# START OF Source data

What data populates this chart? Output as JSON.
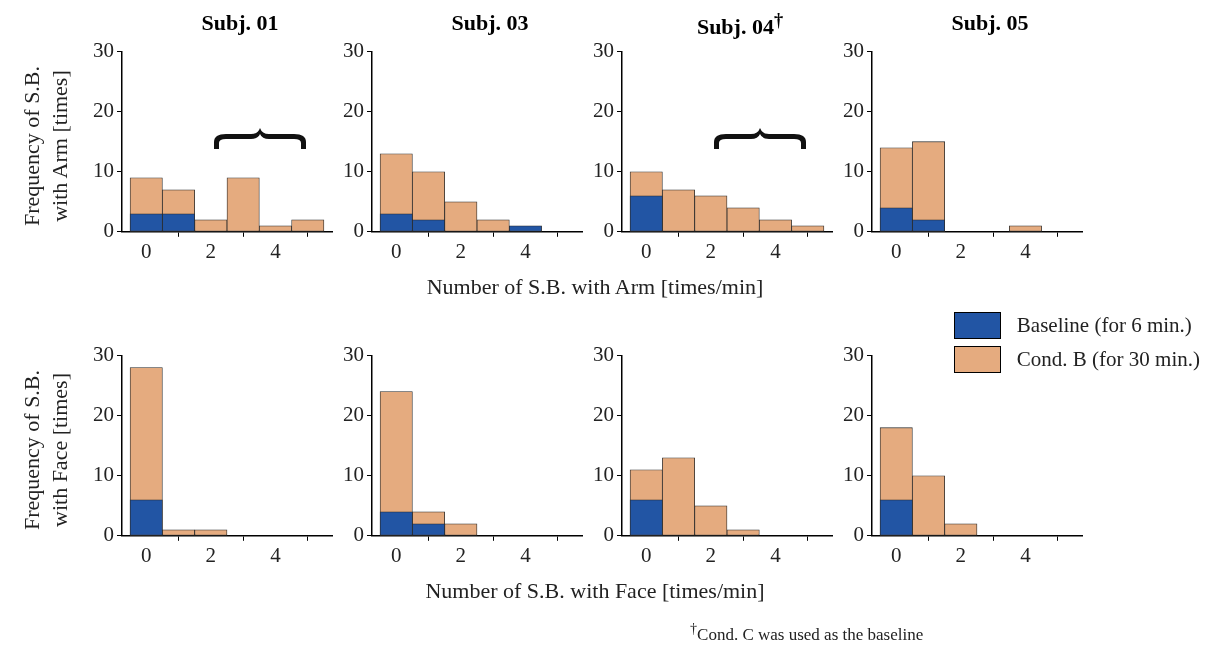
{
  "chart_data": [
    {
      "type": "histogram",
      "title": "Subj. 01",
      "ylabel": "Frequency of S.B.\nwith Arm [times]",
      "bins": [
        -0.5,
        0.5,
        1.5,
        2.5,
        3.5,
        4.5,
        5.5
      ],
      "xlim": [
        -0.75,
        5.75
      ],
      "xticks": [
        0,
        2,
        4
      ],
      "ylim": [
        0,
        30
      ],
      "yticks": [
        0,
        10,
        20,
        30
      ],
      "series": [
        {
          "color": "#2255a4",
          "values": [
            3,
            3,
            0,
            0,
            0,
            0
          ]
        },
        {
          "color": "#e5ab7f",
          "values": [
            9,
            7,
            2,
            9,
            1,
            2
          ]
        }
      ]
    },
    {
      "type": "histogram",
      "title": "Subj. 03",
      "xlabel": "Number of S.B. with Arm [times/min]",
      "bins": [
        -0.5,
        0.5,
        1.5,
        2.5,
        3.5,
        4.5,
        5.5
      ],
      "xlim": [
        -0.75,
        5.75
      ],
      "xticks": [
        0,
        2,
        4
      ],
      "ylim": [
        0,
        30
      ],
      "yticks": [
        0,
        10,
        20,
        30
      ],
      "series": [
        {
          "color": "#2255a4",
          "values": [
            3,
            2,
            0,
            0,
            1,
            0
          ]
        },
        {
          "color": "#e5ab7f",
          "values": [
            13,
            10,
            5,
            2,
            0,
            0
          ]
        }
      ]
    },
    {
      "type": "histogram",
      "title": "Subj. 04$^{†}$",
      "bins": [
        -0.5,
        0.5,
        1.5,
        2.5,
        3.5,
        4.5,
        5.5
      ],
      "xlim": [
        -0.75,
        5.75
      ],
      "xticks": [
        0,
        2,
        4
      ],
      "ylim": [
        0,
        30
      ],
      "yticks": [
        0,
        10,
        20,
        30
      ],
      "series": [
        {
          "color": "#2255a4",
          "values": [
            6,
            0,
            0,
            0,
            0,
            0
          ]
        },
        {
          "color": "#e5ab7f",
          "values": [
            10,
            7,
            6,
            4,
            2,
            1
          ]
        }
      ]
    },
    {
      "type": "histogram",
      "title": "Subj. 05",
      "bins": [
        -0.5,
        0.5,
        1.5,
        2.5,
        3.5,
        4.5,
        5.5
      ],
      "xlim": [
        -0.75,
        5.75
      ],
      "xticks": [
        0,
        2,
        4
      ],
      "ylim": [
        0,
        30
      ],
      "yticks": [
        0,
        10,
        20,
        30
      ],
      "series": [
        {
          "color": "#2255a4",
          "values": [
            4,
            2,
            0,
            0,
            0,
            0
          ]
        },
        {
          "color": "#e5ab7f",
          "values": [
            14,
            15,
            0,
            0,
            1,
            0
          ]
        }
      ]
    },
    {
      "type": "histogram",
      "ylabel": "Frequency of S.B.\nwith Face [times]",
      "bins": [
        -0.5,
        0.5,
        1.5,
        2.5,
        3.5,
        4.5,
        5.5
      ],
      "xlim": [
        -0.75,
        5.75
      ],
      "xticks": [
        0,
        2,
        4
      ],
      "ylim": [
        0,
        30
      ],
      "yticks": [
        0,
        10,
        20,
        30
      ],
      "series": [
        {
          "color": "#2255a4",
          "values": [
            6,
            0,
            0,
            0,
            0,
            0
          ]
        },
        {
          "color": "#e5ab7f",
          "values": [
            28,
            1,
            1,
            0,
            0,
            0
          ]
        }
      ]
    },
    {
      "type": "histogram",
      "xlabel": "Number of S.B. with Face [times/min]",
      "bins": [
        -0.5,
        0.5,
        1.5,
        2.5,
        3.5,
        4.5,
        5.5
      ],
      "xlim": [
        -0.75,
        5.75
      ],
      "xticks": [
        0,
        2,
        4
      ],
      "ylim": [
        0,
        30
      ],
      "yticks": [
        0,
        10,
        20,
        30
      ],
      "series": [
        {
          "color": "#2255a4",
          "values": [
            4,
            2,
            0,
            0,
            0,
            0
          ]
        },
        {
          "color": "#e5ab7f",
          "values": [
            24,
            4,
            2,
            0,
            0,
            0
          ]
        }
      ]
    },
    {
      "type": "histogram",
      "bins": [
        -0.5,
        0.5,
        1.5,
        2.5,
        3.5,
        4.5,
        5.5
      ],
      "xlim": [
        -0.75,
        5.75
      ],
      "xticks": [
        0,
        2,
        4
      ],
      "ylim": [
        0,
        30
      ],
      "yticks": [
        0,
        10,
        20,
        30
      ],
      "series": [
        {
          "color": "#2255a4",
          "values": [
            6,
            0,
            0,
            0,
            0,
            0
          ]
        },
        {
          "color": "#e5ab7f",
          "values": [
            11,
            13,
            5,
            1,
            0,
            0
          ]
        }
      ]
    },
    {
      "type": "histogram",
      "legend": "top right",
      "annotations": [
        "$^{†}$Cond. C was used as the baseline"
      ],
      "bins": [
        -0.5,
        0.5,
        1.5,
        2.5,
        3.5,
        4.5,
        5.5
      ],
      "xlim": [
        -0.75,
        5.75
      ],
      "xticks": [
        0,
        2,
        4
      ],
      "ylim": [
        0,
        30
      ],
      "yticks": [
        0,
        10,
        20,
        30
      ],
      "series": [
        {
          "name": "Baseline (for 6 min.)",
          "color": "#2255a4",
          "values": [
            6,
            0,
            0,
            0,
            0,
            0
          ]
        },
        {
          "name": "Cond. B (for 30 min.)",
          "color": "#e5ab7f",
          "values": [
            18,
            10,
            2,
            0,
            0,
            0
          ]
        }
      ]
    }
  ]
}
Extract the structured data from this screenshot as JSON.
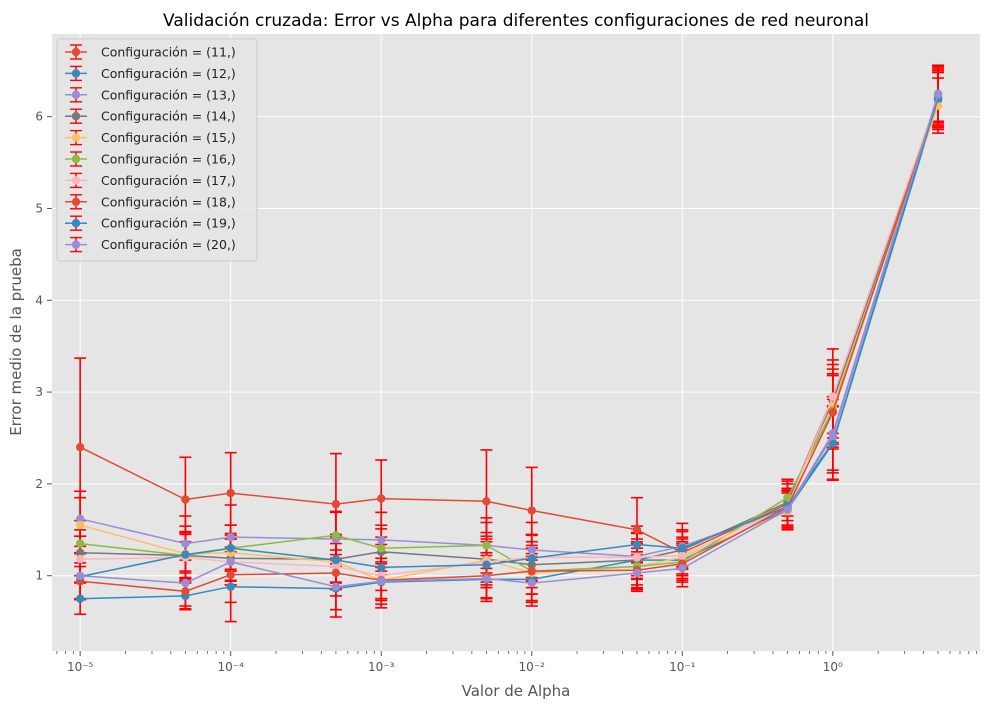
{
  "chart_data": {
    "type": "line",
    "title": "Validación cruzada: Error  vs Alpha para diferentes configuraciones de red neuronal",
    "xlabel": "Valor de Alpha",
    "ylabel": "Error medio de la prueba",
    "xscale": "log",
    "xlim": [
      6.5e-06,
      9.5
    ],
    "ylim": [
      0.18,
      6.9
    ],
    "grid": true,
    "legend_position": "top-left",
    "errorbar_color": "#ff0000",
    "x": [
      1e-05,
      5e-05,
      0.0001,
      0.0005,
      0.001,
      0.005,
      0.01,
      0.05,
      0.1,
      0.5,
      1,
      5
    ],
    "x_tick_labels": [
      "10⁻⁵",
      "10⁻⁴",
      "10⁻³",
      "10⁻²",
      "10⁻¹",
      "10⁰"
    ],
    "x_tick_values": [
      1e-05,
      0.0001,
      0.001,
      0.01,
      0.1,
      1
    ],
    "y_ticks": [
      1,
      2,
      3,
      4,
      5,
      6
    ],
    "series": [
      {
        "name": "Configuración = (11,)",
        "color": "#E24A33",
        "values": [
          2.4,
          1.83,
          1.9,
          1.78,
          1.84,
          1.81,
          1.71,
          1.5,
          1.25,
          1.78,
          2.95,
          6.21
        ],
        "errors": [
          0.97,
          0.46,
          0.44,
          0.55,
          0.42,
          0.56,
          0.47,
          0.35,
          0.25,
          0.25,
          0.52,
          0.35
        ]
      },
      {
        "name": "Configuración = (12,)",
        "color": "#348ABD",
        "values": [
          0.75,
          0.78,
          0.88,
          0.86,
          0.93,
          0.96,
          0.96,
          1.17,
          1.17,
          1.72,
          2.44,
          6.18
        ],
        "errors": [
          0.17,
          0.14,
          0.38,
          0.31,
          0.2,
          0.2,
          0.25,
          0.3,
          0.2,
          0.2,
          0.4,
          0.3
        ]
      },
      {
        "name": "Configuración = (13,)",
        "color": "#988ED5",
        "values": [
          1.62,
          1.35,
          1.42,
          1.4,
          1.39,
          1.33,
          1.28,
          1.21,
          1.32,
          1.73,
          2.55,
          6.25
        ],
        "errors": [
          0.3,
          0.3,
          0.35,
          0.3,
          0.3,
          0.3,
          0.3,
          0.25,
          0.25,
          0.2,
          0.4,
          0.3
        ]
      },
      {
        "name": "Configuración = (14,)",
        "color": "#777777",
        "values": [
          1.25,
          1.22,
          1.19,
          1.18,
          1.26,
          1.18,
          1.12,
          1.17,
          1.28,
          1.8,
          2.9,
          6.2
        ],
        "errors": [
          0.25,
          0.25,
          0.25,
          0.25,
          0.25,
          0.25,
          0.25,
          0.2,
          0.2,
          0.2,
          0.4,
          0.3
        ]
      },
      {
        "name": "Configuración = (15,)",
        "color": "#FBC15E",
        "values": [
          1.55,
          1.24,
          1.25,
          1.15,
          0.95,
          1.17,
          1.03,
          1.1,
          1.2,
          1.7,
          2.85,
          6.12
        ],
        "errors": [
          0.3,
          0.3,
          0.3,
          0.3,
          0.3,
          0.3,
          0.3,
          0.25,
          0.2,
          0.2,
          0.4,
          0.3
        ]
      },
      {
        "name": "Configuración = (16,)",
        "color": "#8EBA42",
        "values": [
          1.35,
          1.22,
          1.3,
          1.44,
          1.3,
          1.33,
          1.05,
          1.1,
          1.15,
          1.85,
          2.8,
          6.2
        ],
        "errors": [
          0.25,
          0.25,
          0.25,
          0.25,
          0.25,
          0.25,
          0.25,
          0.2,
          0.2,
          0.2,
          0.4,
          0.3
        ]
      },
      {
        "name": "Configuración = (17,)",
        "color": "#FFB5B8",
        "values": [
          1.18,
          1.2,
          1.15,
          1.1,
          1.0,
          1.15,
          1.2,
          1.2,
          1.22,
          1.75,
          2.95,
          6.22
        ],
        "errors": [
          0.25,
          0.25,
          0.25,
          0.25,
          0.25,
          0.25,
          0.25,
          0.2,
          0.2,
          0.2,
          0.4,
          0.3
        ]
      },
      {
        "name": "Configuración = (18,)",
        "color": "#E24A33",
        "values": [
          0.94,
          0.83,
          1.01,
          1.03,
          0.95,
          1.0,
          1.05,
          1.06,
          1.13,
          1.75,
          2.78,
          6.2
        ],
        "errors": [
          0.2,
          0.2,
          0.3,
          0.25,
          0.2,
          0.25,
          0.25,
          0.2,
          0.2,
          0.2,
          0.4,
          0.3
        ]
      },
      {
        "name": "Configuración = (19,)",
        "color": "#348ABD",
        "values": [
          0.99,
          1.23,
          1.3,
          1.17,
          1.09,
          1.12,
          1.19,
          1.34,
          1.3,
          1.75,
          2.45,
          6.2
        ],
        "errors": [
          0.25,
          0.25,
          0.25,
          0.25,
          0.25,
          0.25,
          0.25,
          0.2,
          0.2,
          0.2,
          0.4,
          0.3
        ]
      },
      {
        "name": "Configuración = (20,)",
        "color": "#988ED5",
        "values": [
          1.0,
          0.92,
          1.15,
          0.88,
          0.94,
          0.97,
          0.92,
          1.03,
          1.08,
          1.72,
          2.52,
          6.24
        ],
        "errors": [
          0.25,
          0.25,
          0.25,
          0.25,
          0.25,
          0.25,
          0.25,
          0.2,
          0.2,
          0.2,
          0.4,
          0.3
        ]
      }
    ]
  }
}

# END OF Source data

Given instruction:
Copy out every line with the word "Face".

Response below:
      "ylabel": "Frequency of S.B.\nwith Face [times]",
      "xlabel": "Number of S.B. with Face [times/min]",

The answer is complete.